To do: Write out each line beneath this one exactly as it reads.

Data for this task:
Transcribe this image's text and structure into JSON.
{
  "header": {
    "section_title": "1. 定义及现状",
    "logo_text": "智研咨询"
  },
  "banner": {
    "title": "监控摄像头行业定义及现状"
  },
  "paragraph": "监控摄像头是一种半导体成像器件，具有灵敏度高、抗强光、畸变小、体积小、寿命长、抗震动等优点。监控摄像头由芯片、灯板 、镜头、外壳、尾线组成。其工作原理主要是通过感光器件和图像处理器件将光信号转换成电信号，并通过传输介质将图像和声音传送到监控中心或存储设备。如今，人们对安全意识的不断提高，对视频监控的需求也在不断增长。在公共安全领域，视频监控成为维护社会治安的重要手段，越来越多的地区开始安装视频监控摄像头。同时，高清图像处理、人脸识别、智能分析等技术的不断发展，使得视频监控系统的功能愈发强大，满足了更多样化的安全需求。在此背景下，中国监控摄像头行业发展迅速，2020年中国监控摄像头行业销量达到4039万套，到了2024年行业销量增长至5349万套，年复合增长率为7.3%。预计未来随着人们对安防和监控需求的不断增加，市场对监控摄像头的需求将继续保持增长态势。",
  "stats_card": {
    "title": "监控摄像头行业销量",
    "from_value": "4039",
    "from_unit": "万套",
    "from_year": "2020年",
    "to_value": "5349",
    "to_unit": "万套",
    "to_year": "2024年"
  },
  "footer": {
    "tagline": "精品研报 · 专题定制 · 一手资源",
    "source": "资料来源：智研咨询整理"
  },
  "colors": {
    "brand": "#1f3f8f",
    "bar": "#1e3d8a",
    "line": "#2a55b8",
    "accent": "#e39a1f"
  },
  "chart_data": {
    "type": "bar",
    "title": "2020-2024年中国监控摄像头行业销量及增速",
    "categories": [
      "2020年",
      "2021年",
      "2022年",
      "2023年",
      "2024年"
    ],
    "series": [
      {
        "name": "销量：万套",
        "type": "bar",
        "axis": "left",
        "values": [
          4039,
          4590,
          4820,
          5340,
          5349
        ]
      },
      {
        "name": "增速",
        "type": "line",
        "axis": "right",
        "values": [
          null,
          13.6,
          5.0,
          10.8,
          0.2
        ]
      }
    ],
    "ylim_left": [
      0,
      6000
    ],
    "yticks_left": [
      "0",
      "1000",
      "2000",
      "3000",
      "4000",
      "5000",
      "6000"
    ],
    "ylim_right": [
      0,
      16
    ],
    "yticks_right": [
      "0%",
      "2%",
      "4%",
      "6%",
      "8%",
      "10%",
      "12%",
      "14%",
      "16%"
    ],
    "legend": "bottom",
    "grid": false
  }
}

Answer to the task:
Transcribe this image's text and structure into JSON.
{
  "header": {
    "section_title": "1. 定义及现状",
    "logo_text": "智研咨询"
  },
  "banner": {
    "title": "监控摄像头行业定义及现状"
  },
  "paragraph": "监控摄像头是一种半导体成像器件，具有灵敏度高、抗强光、畸变小、体积小、寿命长、抗震动等优点。监控摄像头由芯片、灯板 、镜头、外壳、尾线组成。其工作原理主要是通过感光器件和图像处理器件将光信号转换成电信号，并通过传输介质将图像和声音传送到监控中心或存储设备。如今，人们对安全意识的不断提高，对视频监控的需求也在不断增长。在公共安全领域，视频监控成为维护社会治安的重要手段，越来越多的地区开始安装视频监控摄像头。同时，高清图像处理、人脸识别、智能分析等技术的不断发展，使得视频监控系统的功能愈发强大，满足了更多样化的安全需求。在此背景下，中国监控摄像头行业发展迅速，2020年中国监控摄像头行业销量达到4039万套，到了2024年行业销量增长至5349万套，年复合增长率为7.3%。预计未来随着人们对安防和监控需求的不断增加，市场对监控摄像头的需求将继续保持增长态势。",
  "stats_card": {
    "title": "监控摄像头行业销量",
    "from_value": "4039",
    "from_unit": "万套",
    "from_year": "2020年",
    "to_value": "5349",
    "to_unit": "万套",
    "to_year": "2024年"
  },
  "footer": {
    "tagline": "精品研报 · 专题定制 · 一手资源",
    "source": "资料来源：智研咨询整理"
  },
  "colors": {
    "brand": "#1f3f8f",
    "bar": "#1e3d8a",
    "line": "#2a55b8",
    "accent": "#e39a1f"
  },
  "chart_data": {
    "type": "bar",
    "title": "2020-2024年中国监控摄像头行业销量及增速",
    "categories": [
      "2020年",
      "2021年",
      "2022年",
      "2023年",
      "2024年"
    ],
    "series": [
      {
        "name": "销量：万套",
        "type": "bar",
        "axis": "left",
        "values": [
          4039,
          4590,
          4820,
          5340,
          5349
        ]
      },
      {
        "name": "增速",
        "type": "line",
        "axis": "right",
        "values": [
          null,
          13.6,
          5.0,
          10.8,
          0.2
        ]
      }
    ],
    "ylim_left": [
      0,
      6000
    ],
    "yticks_left": [
      "0",
      "1000",
      "2000",
      "3000",
      "4000",
      "5000",
      "6000"
    ],
    "ylim_right": [
      0,
      16
    ],
    "yticks_right": [
      "0%",
      "2%",
      "4%",
      "6%",
      "8%",
      "10%",
      "12%",
      "14%",
      "16%"
    ],
    "legend": "bottom",
    "grid": false
  }
}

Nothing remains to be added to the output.